─── DATA TO PROCESS ───
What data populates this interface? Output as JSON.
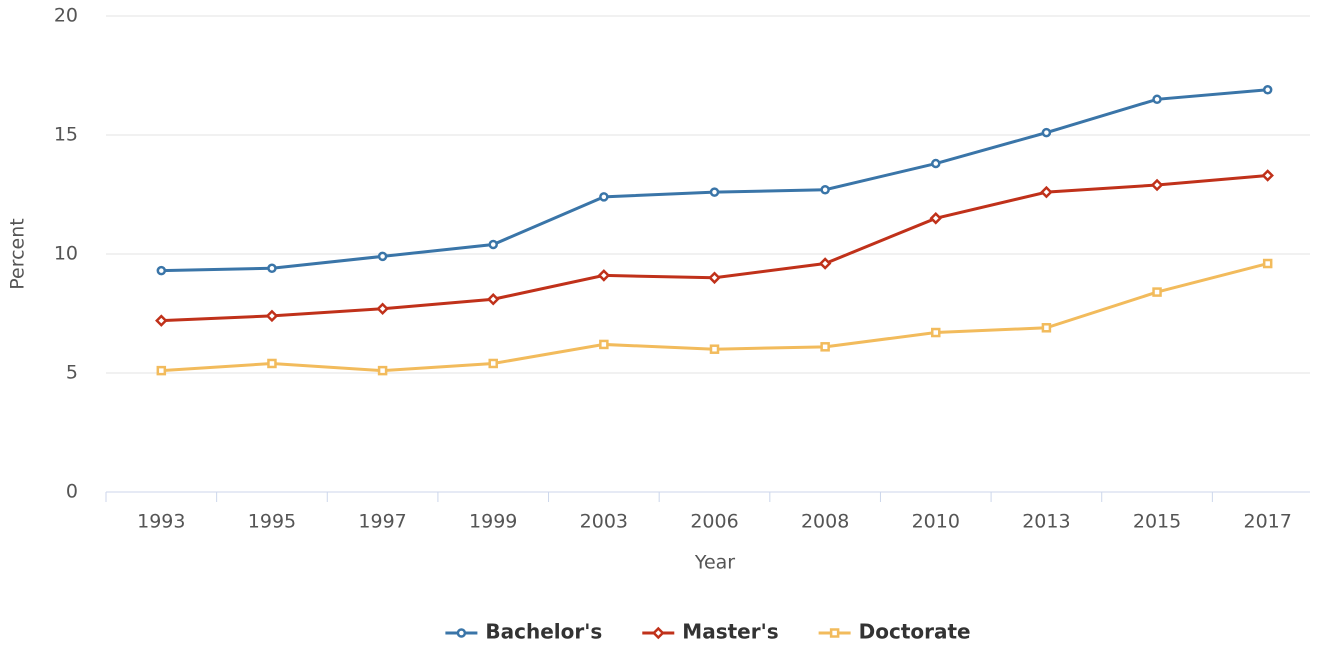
{
  "chart_data": {
    "type": "line",
    "categories": [
      "1993",
      "1995",
      "1997",
      "1999",
      "2003",
      "2006",
      "2008",
      "2010",
      "2013",
      "2015",
      "2017"
    ],
    "series": [
      {
        "name": "Bachelor's",
        "color": "#3a75a8",
        "marker": "circle",
        "values": [
          9.3,
          9.4,
          9.9,
          10.4,
          12.4,
          12.6,
          12.7,
          13.8,
          15.1,
          16.5,
          16.9
        ]
      },
      {
        "name": "Master's",
        "color": "#c0311a",
        "marker": "diamond",
        "values": [
          7.2,
          7.4,
          7.7,
          8.1,
          9.1,
          9.0,
          9.6,
          11.5,
          12.6,
          12.9,
          13.3
        ]
      },
      {
        "name": "Doctorate",
        "color": "#f2bb5c",
        "marker": "square",
        "values": [
          5.1,
          5.4,
          5.1,
          5.4,
          6.2,
          6.0,
          6.1,
          6.7,
          6.9,
          8.4,
          9.6
        ]
      }
    ],
    "x_label": "Year",
    "y_label": "Percent",
    "ylim": [
      0,
      20
    ],
    "yticks": [
      0,
      5,
      10,
      15,
      20
    ],
    "grid": true,
    "legend": "bottom"
  }
}
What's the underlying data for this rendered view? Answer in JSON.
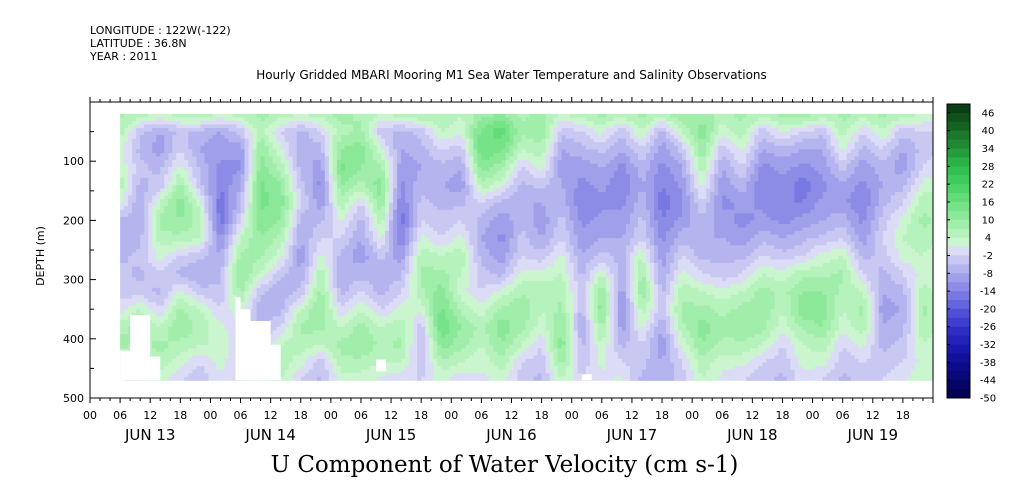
{
  "header": {
    "longitude": "LONGITUDE : 122W(-122)",
    "latitude": "LATITUDE : 36.8N",
    "year": "YEAR : 2011"
  },
  "chart_data": {
    "type": "heatmap",
    "title": "Hourly Gridded MBARI Mooring M1 Sea Water Temperature and Salinity Observations",
    "subtitle": "U Component of Water Velocity (cm s-1)",
    "ylabel": "DEPTH (m)",
    "xlabel": "",
    "ylim": [
      500,
      0
    ],
    "y_ticks": [
      100,
      200,
      300,
      400,
      500
    ],
    "x_hour_labels": [
      "00",
      "06",
      "12",
      "18",
      "00",
      "06",
      "12",
      "18",
      "00",
      "06",
      "12",
      "18",
      "00",
      "06",
      "12",
      "18",
      "00",
      "06",
      "12",
      "18",
      "00",
      "06",
      "12",
      "18",
      "00",
      "06",
      "12",
      "18"
    ],
    "x_day_labels": [
      "JUN 13",
      "JUN 14",
      "JUN 15",
      "JUN 16",
      "JUN 17",
      "JUN 18",
      "JUN 19"
    ],
    "x_range_hours": [
      0,
      168
    ],
    "colorbar": {
      "labels": [
        "46",
        "40",
        "34",
        "28",
        "22",
        "16",
        "10",
        "4",
        "-2",
        "-8",
        "-14",
        "-20",
        "-26",
        "-32",
        "-38",
        "-44",
        "-50"
      ],
      "bins": [
        {
          "from": 46,
          "to": 52,
          "color": "#0b3d14"
        },
        {
          "from": 43,
          "to": 46,
          "color": "#10501b"
        },
        {
          "from": 40,
          "to": 43,
          "color": "#156322"
        },
        {
          "from": 37,
          "to": 40,
          "color": "#1a772b"
        },
        {
          "from": 34,
          "to": 37,
          "color": "#1f8a33"
        },
        {
          "from": 31,
          "to": 34,
          "color": "#249e3c"
        },
        {
          "from": 28,
          "to": 31,
          "color": "#2ab246"
        },
        {
          "from": 25,
          "to": 28,
          "color": "#32c050"
        },
        {
          "from": 22,
          "to": 25,
          "color": "#3ecb5b"
        },
        {
          "from": 19,
          "to": 22,
          "color": "#50d469"
        },
        {
          "from": 16,
          "to": 19,
          "color": "#63dc78"
        },
        {
          "from": 13,
          "to": 16,
          "color": "#77e388"
        },
        {
          "from": 10,
          "to": 13,
          "color": "#8ce899"
        },
        {
          "from": 7,
          "to": 10,
          "color": "#a1edaa"
        },
        {
          "from": 4,
          "to": 7,
          "color": "#b6f2bc"
        },
        {
          "from": 1,
          "to": 4,
          "color": "#cbf5cf"
        },
        {
          "from": -2,
          "to": 1,
          "color": "#dcdcf7"
        },
        {
          "from": -5,
          "to": -2,
          "color": "#c8c8f2"
        },
        {
          "from": -8,
          "to": -5,
          "color": "#b4b4ee"
        },
        {
          "from": -11,
          "to": -8,
          "color": "#a0a0ea"
        },
        {
          "from": -14,
          "to": -11,
          "color": "#8c8ce6"
        },
        {
          "from": -17,
          "to": -14,
          "color": "#7878e2"
        },
        {
          "from": -20,
          "to": -17,
          "color": "#6464dc"
        },
        {
          "from": -23,
          "to": -20,
          "color": "#5050d6"
        },
        {
          "from": -26,
          "to": -23,
          "color": "#3e3ecf"
        },
        {
          "from": -29,
          "to": -26,
          "color": "#2e2ec6"
        },
        {
          "from": -32,
          "to": -29,
          "color": "#2222ba"
        },
        {
          "from": -35,
          "to": -32,
          "color": "#1818ac"
        },
        {
          "from": -38,
          "to": -35,
          "color": "#11119c"
        },
        {
          "from": -41,
          "to": -38,
          "color": "#0c0c8a"
        },
        {
          "from": -44,
          "to": -41,
          "color": "#080878"
        },
        {
          "from": -47,
          "to": -44,
          "color": "#050566"
        },
        {
          "from": -50,
          "to": -47,
          "color": "#030355"
        }
      ]
    },
    "field": {
      "hour_step": 4,
      "depth_step": 30,
      "depths": [
        20,
        50,
        80,
        110,
        140,
        170,
        200,
        230,
        260,
        290,
        320,
        350,
        380,
        410,
        440,
        470
      ],
      "hours_start": 6,
      "hours_end": 170,
      "columns": [
        {
          "h": 6,
          "u": [
            8,
            6,
            2,
            4,
            6,
            2,
            -6,
            -8,
            -6,
            -4,
            -4,
            0,
            6,
            8,
            4,
            -2
          ]
        },
        {
          "h": 10,
          "u": [
            6,
            -4,
            -6,
            -4,
            -6,
            -8,
            -8,
            -6,
            -4,
            -6,
            -4,
            4,
            8,
            6,
            4,
            2
          ]
        },
        {
          "h": 14,
          "u": [
            4,
            -8,
            -10,
            -6,
            -4,
            4,
            8,
            6,
            2,
            -2,
            -6,
            -2,
            4,
            8,
            6,
            2
          ]
        },
        {
          "h": 18,
          "u": [
            6,
            -4,
            -2,
            2,
            8,
            12,
            10,
            6,
            -2,
            -6,
            2,
            8,
            10,
            6,
            2,
            -2
          ]
        },
        {
          "h": 22,
          "u": [
            8,
            -6,
            -8,
            -6,
            -4,
            2,
            6,
            4,
            -4,
            -8,
            -4,
            4,
            6,
            4,
            -2,
            -4
          ]
        },
        {
          "h": 26,
          "u": [
            4,
            -8,
            -10,
            -12,
            -14,
            -16,
            -16,
            -12,
            -8,
            -6,
            -4,
            -2,
            2,
            4,
            2,
            0
          ]
        },
        {
          "h": 30,
          "u": [
            6,
            -4,
            -10,
            -12,
            -8,
            -6,
            -2,
            4,
            8,
            10,
            8,
            4,
            -2,
            -4,
            -2,
            0
          ]
        },
        {
          "h": 34,
          "u": [
            8,
            6,
            10,
            12,
            14,
            14,
            12,
            10,
            8,
            4,
            -4,
            -8,
            -6,
            -4,
            2,
            4
          ]
        },
        {
          "h": 38,
          "u": [
            6,
            -2,
            2,
            6,
            10,
            12,
            10,
            6,
            2,
            -4,
            -8,
            -6,
            -2,
            4,
            6,
            4
          ]
        },
        {
          "h": 42,
          "u": [
            4,
            -6,
            -8,
            -6,
            -4,
            -2,
            -6,
            -8,
            -10,
            -8,
            -4,
            4,
            8,
            6,
            2,
            -2
          ]
        },
        {
          "h": 46,
          "u": [
            6,
            -2,
            -6,
            -10,
            -12,
            -10,
            -6,
            -2,
            2,
            6,
            8,
            10,
            8,
            4,
            -4,
            -6
          ]
        },
        {
          "h": 50,
          "u": [
            8,
            6,
            10,
            14,
            10,
            6,
            2,
            -2,
            -6,
            -8,
            -6,
            -2,
            4,
            8,
            6,
            2
          ]
        },
        {
          "h": 54,
          "u": [
            6,
            8,
            12,
            10,
            6,
            -2,
            -6,
            -8,
            -10,
            -6,
            -2,
            4,
            8,
            10,
            6,
            2
          ]
        },
        {
          "h": 58,
          "u": [
            4,
            -4,
            2,
            8,
            12,
            10,
            6,
            2,
            -4,
            -8,
            -6,
            -2,
            4,
            6,
            4,
            0
          ]
        },
        {
          "h": 62,
          "u": [
            6,
            -6,
            -8,
            -10,
            -12,
            -14,
            -16,
            -14,
            -10,
            -6,
            -2,
            2,
            6,
            8,
            4,
            -2
          ]
        },
        {
          "h": 66,
          "u": [
            8,
            -4,
            -6,
            -8,
            -6,
            -4,
            -2,
            2,
            6,
            8,
            6,
            2,
            -4,
            -6,
            -4,
            -2
          ]
        },
        {
          "h": 70,
          "u": [
            6,
            4,
            -2,
            -6,
            -8,
            -6,
            -4,
            -2,
            4,
            8,
            12,
            14,
            16,
            12,
            6,
            2
          ]
        },
        {
          "h": 74,
          "u": [
            4,
            2,
            -4,
            -8,
            -10,
            -6,
            -2,
            2,
            6,
            4,
            2,
            6,
            10,
            8,
            4,
            -2
          ]
        },
        {
          "h": 78,
          "u": [
            8,
            14,
            16,
            12,
            6,
            -2,
            -6,
            -8,
            -6,
            -4,
            -2,
            2,
            6,
            4,
            2,
            0
          ]
        },
        {
          "h": 82,
          "u": [
            10,
            18,
            14,
            8,
            2,
            -6,
            -10,
            -12,
            -10,
            -6,
            2,
            8,
            12,
            10,
            6,
            2
          ]
        },
        {
          "h": 86,
          "u": [
            6,
            8,
            4,
            -2,
            -6,
            -8,
            -6,
            -4,
            -2,
            2,
            6,
            10,
            8,
            4,
            -2,
            -4
          ]
        },
        {
          "h": 90,
          "u": [
            8,
            10,
            6,
            2,
            -4,
            -8,
            -10,
            -8,
            -4,
            2,
            6,
            4,
            2,
            -2,
            -4,
            -6
          ]
        },
        {
          "h": 94,
          "u": [
            4,
            -4,
            -8,
            -10,
            -8,
            -6,
            -4,
            -2,
            2,
            4,
            6,
            8,
            10,
            12,
            8,
            4
          ]
        },
        {
          "h": 98,
          "u": [
            6,
            -2,
            -6,
            -10,
            -12,
            -14,
            -12,
            -10,
            -8,
            -6,
            -4,
            -6,
            -8,
            -6,
            -4,
            -2
          ]
        },
        {
          "h": 102,
          "u": [
            8,
            2,
            -4,
            -8,
            -10,
            -12,
            -10,
            -8,
            -4,
            4,
            10,
            12,
            8,
            4,
            2,
            0
          ]
        },
        {
          "h": 106,
          "u": [
            6,
            -4,
            -8,
            -12,
            -14,
            -12,
            -10,
            -8,
            -6,
            -8,
            -10,
            -12,
            -10,
            -6,
            -2,
            2
          ]
        },
        {
          "h": 110,
          "u": [
            8,
            4,
            -2,
            -6,
            -8,
            -6,
            -4,
            -2,
            4,
            8,
            10,
            6,
            2,
            -2,
            -4,
            -6
          ]
        },
        {
          "h": 114,
          "u": [
            6,
            -6,
            -10,
            -12,
            -14,
            -16,
            -14,
            -12,
            -10,
            -8,
            -6,
            -4,
            -8,
            -10,
            -8,
            -6
          ]
        },
        {
          "h": 118,
          "u": [
            10,
            4,
            -4,
            -8,
            -10,
            -12,
            -10,
            -6,
            -2,
            2,
            6,
            8,
            6,
            2,
            -2,
            -4
          ]
        },
        {
          "h": 122,
          "u": [
            8,
            12,
            10,
            6,
            2,
            -2,
            -6,
            -8,
            -6,
            -2,
            4,
            8,
            12,
            10,
            6,
            4
          ]
        },
        {
          "h": 126,
          "u": [
            6,
            2,
            -4,
            -8,
            -10,
            -12,
            -10,
            -8,
            -6,
            -4,
            2,
            6,
            8,
            6,
            2,
            0
          ]
        },
        {
          "h": 130,
          "u": [
            8,
            6,
            2,
            -2,
            -6,
            -10,
            -12,
            -10,
            -6,
            -2,
            4,
            8,
            10,
            6,
            2,
            -2
          ]
        },
        {
          "h": 134,
          "u": [
            6,
            -4,
            -8,
            -12,
            -14,
            -12,
            -10,
            -6,
            -2,
            4,
            8,
            10,
            8,
            4,
            -2,
            -4
          ]
        },
        {
          "h": 138,
          "u": [
            8,
            2,
            -6,
            -10,
            -12,
            -14,
            -12,
            -8,
            -4,
            2,
            6,
            4,
            2,
            -2,
            -4,
            -6
          ]
        },
        {
          "h": 142,
          "u": [
            10,
            -2,
            -8,
            -12,
            -16,
            -14,
            -10,
            -6,
            -2,
            6,
            10,
            12,
            8,
            4,
            2,
            0
          ]
        },
        {
          "h": 146,
          "u": [
            6,
            -4,
            -8,
            -10,
            -12,
            -10,
            -8,
            -4,
            2,
            6,
            10,
            12,
            10,
            6,
            2,
            -2
          ]
        },
        {
          "h": 150,
          "u": [
            8,
            6,
            2,
            -4,
            -8,
            -10,
            -6,
            -2,
            4,
            8,
            6,
            4,
            2,
            -2,
            -4,
            -6
          ]
        },
        {
          "h": 154,
          "u": [
            6,
            -2,
            -6,
            -10,
            -12,
            -14,
            -12,
            -10,
            -6,
            -2,
            4,
            8,
            6,
            2,
            -2,
            -4
          ]
        },
        {
          "h": 158,
          "u": [
            8,
            4,
            -2,
            -6,
            -8,
            -6,
            -4,
            -2,
            -4,
            -6,
            -8,
            -10,
            -8,
            -6,
            -4,
            -2
          ]
        },
        {
          "h": 162,
          "u": [
            6,
            -4,
            -8,
            -10,
            -6,
            -2,
            2,
            4,
            2,
            -2,
            -6,
            -8,
            -6,
            -4,
            -2,
            0
          ]
        },
        {
          "h": 166,
          "u": [
            4,
            -2,
            -4,
            -2,
            2,
            6,
            8,
            6,
            4,
            2,
            6,
            8,
            6,
            4,
            2,
            4
          ]
        },
        {
          "h": 170,
          "u": [
            2,
            -2,
            -2,
            0,
            4,
            6,
            6,
            4,
            2,
            0,
            2,
            4,
            4,
            2,
            0,
            2
          ]
        }
      ]
    }
  }
}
───
Using the records above, say how many lines include the string "marker". Only the number is wanted.

3